» **Job**:
Set down the full listing exactly as given. Any pictures are to be left out.

» **Extracted information**:
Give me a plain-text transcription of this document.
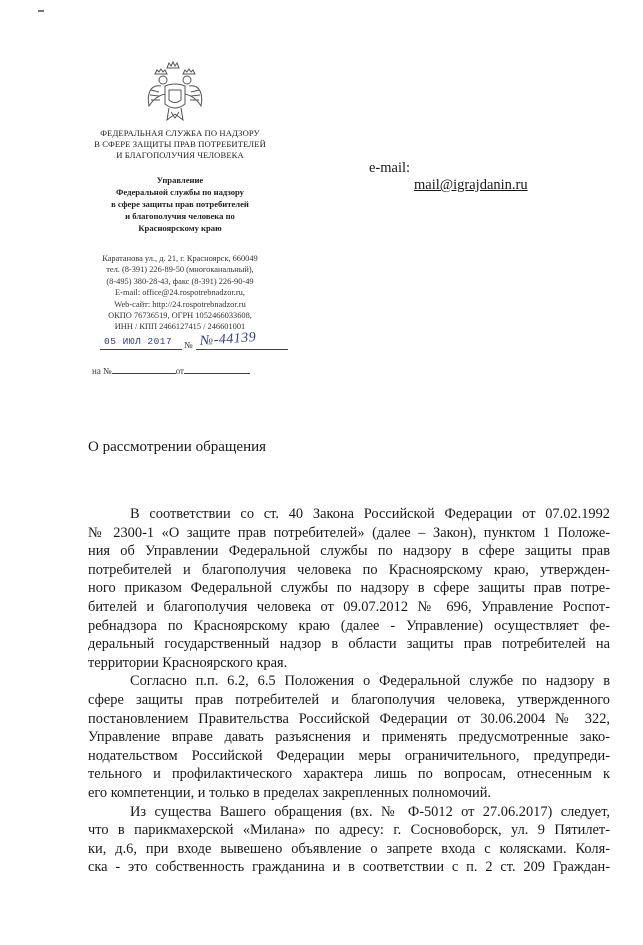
ФЕДЕРАЛЬНАЯ СЛУЖБА ПО НАДЗОРУ
В СФЕРЕ ЗАЩИТЫ ПРАВ ПОТРЕБИТЕЛЕЙ
И БЛАГОПОЛУЧИЯ ЧЕЛОВЕКА
Управление
Федеральной службы по надзору
в сфере защиты прав потребителей
и благополучия человека по
Красноярскому краю
Каратанова ул., д. 21, г. Красноярск, 660049
тел. (8-391) 226-89-50 (многоканальный),
(8-495) 380-28-43, факс (8-391) 226-90-49
E-mail: office@24.rospotrebnadzor.ru,
Web-сайт: http://24.rospotrebnadzor.ru
ОКПО 76736519, ОГРН 1052466033608,
ИНН / КПП 2466127415 / 246601001
05 ИЮЛ 2017 № №-44139
на №	от
e-mail:
mail@igrajdanin.ru
О рассмотрении обращения

В соответствии со ст. 40 Закона Российской Федерации от 07.02.1992

№ 2300-1 «О защите прав потребителей» (далее – Закон), пунктом 1 Положе-

ния об Управлении Федеральной службы по надзору в сфере защиты прав

потребителей и благополучия человека по Красноярскому краю, утвержден-

ного приказом Федеральной службы по надзору в сфере защиты прав потре-

бителей и благополучия человека от 09.07.2012 № 696, Управление Роспот-

ребнадзора по Красноярскому краю (далее - Управление) осуществляет фе-

деральный государственный надзор в области защиты прав потребителей на

территории Красноярского края.

Согласно п.п. 6.2, 6.5 Положения о Федеральной службе по надзору в

сфере защиты прав потребителей и благополучия человека, утвержденного

постановлением Правительства Российской Федерации от 30.06.2004 № 322,

Управление вправе давать разъяснения и применять предусмотренные зако-

нодательством Российской Федерации меры ограничительного, предупреди-

тельного и профилактического характера лишь по вопросам, отнесенным к

его компетенции, и только в пределах закрепленных полномочий.

Из существа Вашего обращения (вх. № Ф-5012 от 27.06.2017) следует,

что в парикмахерской «Милана» по адресу: г. Сосновоборск, ул. 9 Пятилет-

ки, д.6, при входе вывешено объявление о запрете входа с колясками. Коля-

ска - это собственность гражданина и в соответствии с п. 2 ст. 209 Граждан-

» **Output below**:
Give me a plain-text transcription of this document.
ФЕДЕРАЛЬНАЯ СЛУЖБА ПО НАДЗОРУ
В СФЕРЕ ЗАЩИТЫ ПРАВ ПОТРЕБИТЕЛЕЙ
И БЛАГОПОЛУЧИЯ ЧЕЛОВЕКА
Управление
Федеральной службы по надзору
в сфере защиты прав потребителей
и благополучия человека по
Красноярскому краю
Каратанова ул., д. 21, г. Красноярск, 660049
тел. (8-391) 226-89-50 (многоканальный),
(8-495) 380-28-43, факс (8-391) 226-90-49
E-mail: office@24.rospotrebnadzor.ru,
Web-сайт: http://24.rospotrebnadzor.ru
ОКПО 76736519, ОГРН 1052466033608,
ИНН / КПП 2466127415 / 246601001
05 ИЮЛ 2017 № №-44139
на №	от
e-mail:
mail@igrajdanin.ru
О рассмотрении обращения

В соответствии со ст. 40 Закона Российской Федерации от 07.02.1992

№ 2300-1 «О защите прав потребителей» (далее – Закон), пунктом 1 Положе-

ния об Управлении Федеральной службы по надзору в сфере защиты прав

потребителей и благополучия человека по Красноярскому краю, утвержден-

ного приказом Федеральной службы по надзору в сфере защиты прав потре-

бителей и благополучия человека от 09.07.2012 № 696, Управление Роспот-

ребнадзора по Красноярскому краю (далее - Управление) осуществляет фе-

деральный государственный надзор в области защиты прав потребителей на

территории Красноярского края.

Согласно п.п. 6.2, 6.5 Положения о Федеральной службе по надзору в

сфере защиты прав потребителей и благополучия человека, утвержденного

постановлением Правительства Российской Федерации от 30.06.2004 № 322,

Управление вправе давать разъяснения и применять предусмотренные зако-

нодательством Российской Федерации меры ограничительного, предупреди-

тельного и профилактического характера лишь по вопросам, отнесенным к

его компетенции, и только в пределах закрепленных полномочий.

Из существа Вашего обращения (вх. № Ф-5012 от 27.06.2017) следует,

что в парикмахерской «Милана» по адресу: г. Сосновоборск, ул. 9 Пятилет-

ки, д.6, при входе вывешено объявление о запрете входа с колясками. Коля-

ска - это собственность гражданина и в соответствии с п. 2 ст. 209 Граждан-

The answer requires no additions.